= Data section =
──────

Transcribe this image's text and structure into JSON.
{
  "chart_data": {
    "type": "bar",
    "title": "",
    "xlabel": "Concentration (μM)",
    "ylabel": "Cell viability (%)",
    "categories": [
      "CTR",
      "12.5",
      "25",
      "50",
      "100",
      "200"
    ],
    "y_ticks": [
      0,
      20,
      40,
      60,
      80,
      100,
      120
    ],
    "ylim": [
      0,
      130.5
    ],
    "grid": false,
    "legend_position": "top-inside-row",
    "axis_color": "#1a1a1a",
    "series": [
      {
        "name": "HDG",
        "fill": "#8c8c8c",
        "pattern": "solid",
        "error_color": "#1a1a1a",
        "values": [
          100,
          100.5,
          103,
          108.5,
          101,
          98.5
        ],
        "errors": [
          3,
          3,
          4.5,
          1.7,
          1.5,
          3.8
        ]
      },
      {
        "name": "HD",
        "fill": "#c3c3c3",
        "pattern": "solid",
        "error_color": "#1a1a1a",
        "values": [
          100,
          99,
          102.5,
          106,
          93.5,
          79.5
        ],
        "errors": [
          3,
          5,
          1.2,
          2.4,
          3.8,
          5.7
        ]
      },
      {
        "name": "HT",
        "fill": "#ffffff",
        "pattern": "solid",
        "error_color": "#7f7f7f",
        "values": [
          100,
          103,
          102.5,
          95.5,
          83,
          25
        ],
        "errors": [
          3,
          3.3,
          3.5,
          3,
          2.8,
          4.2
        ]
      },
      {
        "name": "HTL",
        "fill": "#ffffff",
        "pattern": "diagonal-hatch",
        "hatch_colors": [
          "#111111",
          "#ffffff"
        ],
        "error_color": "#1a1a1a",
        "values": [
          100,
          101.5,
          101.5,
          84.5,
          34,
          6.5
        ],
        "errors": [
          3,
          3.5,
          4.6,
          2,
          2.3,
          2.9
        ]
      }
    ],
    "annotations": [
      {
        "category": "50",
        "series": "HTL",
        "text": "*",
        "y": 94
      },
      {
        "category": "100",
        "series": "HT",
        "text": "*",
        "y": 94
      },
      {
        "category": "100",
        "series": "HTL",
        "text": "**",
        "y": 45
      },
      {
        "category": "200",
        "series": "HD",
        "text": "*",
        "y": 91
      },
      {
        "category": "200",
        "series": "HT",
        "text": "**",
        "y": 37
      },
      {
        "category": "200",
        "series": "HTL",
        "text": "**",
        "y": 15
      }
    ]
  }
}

──────

= To be done =
Review the preceding data and report every line that includes the string "fill".

= Task result =
        "fill": "#8c8c8c",
        "fill": "#c3c3c3",
        "fill": "#ffffff",
        "fill": "#ffffff",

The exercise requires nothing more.